## BEGIN Input data
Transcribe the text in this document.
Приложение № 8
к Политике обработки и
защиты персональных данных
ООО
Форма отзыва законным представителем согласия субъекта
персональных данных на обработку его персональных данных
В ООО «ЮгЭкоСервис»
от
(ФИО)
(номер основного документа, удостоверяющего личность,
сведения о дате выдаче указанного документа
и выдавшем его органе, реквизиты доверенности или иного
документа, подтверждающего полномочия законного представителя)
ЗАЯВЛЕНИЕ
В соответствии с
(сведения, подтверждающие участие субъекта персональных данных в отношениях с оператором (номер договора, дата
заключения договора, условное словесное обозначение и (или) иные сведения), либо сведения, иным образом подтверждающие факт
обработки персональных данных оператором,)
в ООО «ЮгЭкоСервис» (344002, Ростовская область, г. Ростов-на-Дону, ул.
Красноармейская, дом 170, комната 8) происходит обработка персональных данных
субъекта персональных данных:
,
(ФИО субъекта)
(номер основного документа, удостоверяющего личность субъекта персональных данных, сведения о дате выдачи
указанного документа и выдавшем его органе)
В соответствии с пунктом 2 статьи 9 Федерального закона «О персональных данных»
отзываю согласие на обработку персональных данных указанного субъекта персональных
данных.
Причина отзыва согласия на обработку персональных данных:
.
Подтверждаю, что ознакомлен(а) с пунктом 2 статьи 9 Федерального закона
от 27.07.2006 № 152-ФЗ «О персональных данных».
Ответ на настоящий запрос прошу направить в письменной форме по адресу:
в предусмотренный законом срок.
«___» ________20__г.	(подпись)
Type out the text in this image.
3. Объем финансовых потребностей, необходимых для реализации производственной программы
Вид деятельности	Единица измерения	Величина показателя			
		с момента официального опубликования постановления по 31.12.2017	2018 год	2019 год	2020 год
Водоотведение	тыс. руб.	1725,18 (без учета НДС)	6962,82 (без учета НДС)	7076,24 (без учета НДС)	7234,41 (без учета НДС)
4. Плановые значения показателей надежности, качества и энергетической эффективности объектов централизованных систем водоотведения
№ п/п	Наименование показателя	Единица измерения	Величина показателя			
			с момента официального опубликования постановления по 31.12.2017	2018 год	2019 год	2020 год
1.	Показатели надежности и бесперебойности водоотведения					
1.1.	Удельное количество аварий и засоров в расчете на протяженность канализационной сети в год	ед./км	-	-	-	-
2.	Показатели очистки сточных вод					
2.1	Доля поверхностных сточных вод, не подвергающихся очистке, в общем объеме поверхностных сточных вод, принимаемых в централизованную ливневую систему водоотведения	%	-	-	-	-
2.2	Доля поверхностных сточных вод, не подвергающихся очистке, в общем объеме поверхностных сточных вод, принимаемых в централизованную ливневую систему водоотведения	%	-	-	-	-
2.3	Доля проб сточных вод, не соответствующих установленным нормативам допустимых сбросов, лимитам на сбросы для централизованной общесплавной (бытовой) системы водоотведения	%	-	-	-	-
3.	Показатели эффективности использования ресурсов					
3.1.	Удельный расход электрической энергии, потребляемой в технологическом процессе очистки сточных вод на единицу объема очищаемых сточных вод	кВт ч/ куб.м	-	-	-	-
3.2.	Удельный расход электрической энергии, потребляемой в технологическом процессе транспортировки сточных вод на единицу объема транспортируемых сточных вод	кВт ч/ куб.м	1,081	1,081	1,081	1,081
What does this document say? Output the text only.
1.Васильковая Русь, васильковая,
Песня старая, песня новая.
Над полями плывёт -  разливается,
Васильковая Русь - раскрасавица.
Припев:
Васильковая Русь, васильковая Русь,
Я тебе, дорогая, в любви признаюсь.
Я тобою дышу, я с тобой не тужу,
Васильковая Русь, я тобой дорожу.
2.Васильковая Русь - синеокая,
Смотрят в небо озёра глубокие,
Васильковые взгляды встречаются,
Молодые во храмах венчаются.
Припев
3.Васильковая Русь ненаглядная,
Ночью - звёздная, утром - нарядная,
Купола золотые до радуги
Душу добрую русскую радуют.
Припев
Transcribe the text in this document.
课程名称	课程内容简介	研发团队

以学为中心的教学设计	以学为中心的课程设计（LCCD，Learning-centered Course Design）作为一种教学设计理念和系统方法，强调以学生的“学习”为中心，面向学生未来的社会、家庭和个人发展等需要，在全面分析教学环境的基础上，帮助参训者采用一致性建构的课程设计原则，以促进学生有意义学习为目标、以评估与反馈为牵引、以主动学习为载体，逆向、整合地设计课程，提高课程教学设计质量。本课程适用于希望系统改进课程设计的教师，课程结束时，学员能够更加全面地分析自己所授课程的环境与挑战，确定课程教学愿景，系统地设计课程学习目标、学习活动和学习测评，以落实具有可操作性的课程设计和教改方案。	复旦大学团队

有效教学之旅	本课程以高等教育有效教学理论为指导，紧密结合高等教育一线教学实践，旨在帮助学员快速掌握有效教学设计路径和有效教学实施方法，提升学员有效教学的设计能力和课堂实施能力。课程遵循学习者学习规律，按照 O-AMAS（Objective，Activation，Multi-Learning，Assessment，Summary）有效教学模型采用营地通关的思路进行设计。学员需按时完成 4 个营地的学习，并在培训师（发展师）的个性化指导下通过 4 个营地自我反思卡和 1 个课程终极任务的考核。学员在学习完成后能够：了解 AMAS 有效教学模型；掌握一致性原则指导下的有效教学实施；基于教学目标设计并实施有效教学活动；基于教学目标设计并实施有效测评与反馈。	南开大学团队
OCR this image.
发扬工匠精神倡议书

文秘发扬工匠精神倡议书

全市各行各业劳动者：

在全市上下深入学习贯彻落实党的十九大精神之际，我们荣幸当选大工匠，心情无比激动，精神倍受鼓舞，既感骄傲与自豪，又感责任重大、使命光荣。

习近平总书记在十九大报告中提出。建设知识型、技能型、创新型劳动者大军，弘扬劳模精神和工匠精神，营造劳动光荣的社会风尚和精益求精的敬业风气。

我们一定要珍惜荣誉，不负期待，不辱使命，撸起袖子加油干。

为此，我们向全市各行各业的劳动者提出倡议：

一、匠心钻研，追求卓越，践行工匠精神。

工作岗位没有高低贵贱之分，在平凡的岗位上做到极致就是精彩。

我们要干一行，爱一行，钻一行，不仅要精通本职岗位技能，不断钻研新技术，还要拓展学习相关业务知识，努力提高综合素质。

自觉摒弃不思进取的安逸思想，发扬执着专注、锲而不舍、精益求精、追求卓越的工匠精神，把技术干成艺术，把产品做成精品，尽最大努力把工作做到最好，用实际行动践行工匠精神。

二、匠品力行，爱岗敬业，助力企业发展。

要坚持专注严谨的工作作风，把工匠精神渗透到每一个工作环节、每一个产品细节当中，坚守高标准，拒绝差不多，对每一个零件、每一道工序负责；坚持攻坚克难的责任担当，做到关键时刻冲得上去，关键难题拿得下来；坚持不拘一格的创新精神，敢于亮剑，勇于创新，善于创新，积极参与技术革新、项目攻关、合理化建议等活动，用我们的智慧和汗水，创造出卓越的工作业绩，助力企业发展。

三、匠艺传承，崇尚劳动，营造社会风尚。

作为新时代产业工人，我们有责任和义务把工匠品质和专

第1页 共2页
## END Input data
> Task to carry out
Which lines above hold the word "объема"? Copy each of them.

> Final result
3.1.	Удельный расход электрической энергии, потребляемой в технологическом процессе очистки сточных вод на единицу объема очищаемых сточных вод	кВт ч/ куб.м	-	-	-	-
3.2.	Удельный расход электрической энергии, потребляемой в технологическом процессе транспортировки сточных вод на единицу объема транспортируемых сточных вод	кВт ч/ куб.м	1,081	1,081	1,081	1,081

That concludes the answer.